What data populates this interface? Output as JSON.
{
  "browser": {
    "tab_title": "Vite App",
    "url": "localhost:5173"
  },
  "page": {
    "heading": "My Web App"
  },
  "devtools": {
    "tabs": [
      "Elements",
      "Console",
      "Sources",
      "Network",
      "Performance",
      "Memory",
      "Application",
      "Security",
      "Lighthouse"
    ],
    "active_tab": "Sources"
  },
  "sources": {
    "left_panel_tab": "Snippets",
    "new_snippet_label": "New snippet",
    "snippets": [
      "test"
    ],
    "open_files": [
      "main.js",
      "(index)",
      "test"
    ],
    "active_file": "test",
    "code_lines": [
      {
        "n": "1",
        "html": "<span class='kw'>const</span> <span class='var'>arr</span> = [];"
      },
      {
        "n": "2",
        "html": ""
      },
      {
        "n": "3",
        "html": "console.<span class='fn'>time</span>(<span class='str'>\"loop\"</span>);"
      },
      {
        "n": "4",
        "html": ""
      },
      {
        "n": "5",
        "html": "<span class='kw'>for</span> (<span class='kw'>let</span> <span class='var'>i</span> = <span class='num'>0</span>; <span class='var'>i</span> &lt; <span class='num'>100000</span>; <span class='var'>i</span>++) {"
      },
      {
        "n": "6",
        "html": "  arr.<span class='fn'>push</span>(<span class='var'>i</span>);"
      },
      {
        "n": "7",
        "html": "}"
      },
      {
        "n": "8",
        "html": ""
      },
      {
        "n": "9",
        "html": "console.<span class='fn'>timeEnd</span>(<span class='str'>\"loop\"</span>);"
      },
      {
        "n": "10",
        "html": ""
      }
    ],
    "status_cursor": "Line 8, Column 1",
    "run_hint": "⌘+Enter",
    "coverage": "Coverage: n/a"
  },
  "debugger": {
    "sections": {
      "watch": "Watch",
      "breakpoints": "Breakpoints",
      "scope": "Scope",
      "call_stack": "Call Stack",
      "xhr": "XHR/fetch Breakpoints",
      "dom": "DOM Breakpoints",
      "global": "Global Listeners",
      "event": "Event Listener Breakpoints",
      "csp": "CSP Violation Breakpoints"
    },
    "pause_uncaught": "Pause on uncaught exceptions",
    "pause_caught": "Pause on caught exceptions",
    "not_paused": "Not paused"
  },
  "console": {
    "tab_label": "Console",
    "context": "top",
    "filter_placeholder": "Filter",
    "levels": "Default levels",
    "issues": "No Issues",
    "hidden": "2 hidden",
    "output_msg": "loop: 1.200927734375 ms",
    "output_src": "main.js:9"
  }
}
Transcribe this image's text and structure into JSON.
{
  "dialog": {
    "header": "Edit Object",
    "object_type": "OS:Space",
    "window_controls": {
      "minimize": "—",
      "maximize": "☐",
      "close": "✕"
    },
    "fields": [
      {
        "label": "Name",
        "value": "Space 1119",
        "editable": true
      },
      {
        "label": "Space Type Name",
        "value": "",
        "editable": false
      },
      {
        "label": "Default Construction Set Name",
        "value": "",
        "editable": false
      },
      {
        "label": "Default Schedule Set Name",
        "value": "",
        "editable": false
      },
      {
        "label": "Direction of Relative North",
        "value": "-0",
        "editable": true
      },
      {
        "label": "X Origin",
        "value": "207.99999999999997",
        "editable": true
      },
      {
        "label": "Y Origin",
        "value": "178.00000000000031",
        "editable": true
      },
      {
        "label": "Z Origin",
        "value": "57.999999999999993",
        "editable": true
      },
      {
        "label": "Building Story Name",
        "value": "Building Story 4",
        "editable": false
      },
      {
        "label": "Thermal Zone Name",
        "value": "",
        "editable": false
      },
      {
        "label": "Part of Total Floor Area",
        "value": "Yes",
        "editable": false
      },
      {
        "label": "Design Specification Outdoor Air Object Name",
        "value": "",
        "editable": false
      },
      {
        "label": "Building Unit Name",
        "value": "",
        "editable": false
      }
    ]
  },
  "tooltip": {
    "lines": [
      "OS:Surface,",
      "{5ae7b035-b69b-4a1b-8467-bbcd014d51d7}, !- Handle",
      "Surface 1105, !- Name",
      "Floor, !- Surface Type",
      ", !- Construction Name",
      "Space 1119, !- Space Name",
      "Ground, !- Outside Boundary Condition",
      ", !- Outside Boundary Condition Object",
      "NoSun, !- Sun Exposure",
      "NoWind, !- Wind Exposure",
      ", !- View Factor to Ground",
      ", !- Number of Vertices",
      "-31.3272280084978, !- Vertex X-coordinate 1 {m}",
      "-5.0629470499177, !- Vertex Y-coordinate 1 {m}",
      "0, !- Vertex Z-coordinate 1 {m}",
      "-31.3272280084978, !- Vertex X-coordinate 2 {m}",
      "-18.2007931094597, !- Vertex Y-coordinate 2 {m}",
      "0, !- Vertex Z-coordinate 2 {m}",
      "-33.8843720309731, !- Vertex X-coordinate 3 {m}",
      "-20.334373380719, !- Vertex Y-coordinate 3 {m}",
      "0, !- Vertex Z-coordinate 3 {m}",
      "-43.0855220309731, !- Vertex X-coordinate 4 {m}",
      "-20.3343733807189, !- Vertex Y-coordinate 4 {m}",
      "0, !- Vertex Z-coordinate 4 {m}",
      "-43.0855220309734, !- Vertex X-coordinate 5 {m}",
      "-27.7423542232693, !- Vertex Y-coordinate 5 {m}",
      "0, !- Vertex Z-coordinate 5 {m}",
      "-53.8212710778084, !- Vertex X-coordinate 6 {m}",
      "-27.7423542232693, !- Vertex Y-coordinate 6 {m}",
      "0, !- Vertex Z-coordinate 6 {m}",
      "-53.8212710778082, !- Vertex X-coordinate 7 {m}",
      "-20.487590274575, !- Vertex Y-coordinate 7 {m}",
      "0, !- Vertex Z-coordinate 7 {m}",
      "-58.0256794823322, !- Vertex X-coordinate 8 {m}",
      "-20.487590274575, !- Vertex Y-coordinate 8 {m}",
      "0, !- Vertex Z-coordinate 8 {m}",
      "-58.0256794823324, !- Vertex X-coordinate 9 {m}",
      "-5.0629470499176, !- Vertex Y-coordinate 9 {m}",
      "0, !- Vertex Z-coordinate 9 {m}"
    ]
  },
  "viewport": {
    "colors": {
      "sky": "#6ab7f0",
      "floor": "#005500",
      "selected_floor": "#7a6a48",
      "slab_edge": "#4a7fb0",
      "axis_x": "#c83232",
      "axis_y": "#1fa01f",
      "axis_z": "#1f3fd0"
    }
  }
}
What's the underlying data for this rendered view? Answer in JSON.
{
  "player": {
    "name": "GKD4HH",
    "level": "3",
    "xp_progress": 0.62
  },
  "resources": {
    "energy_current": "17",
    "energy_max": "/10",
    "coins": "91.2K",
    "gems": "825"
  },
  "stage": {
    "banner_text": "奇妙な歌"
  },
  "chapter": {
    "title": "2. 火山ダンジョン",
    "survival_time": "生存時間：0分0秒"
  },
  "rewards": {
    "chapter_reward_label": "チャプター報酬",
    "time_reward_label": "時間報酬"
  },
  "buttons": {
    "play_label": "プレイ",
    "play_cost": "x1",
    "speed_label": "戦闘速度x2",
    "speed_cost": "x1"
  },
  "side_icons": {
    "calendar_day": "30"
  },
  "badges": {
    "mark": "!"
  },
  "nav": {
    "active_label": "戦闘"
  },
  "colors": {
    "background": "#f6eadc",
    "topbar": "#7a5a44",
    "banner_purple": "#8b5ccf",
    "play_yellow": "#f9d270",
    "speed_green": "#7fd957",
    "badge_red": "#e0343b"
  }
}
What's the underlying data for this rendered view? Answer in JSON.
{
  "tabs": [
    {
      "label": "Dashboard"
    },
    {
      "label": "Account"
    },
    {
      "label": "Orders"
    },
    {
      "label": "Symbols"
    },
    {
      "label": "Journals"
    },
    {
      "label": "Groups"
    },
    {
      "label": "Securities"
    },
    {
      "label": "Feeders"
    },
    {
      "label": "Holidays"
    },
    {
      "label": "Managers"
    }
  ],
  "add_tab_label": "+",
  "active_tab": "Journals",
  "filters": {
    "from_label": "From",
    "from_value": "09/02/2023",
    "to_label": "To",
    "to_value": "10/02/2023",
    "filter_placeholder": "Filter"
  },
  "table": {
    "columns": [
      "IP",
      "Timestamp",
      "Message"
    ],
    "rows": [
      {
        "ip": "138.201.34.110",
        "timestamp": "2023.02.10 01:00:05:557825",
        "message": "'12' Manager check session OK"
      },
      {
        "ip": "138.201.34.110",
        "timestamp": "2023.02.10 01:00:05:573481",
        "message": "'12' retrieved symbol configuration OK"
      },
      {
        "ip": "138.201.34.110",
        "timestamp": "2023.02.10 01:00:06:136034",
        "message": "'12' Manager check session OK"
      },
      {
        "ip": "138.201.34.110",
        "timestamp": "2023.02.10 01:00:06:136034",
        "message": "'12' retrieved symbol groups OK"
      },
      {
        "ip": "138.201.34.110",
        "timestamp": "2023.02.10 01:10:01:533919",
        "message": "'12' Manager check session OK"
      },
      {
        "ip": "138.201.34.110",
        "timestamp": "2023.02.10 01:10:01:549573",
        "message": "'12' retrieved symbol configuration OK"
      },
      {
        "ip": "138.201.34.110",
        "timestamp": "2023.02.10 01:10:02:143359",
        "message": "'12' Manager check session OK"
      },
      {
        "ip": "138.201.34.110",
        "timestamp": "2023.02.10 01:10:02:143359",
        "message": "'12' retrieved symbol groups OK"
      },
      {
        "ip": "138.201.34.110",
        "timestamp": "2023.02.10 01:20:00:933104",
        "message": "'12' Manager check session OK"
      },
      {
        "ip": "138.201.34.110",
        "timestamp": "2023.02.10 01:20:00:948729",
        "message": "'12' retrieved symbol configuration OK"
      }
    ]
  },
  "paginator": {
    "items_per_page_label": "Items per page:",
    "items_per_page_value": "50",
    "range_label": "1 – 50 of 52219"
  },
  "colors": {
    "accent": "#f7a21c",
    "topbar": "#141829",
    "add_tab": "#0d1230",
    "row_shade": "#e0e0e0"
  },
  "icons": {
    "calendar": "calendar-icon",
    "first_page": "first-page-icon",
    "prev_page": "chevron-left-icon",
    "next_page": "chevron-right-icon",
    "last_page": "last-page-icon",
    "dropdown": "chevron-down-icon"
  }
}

__________

Task statement
From the data above, show each line that contains "Building".

Task solution
        "label": "Building Story Name",
        "value": "Building Story 4",
        "label": "Building Unit Name",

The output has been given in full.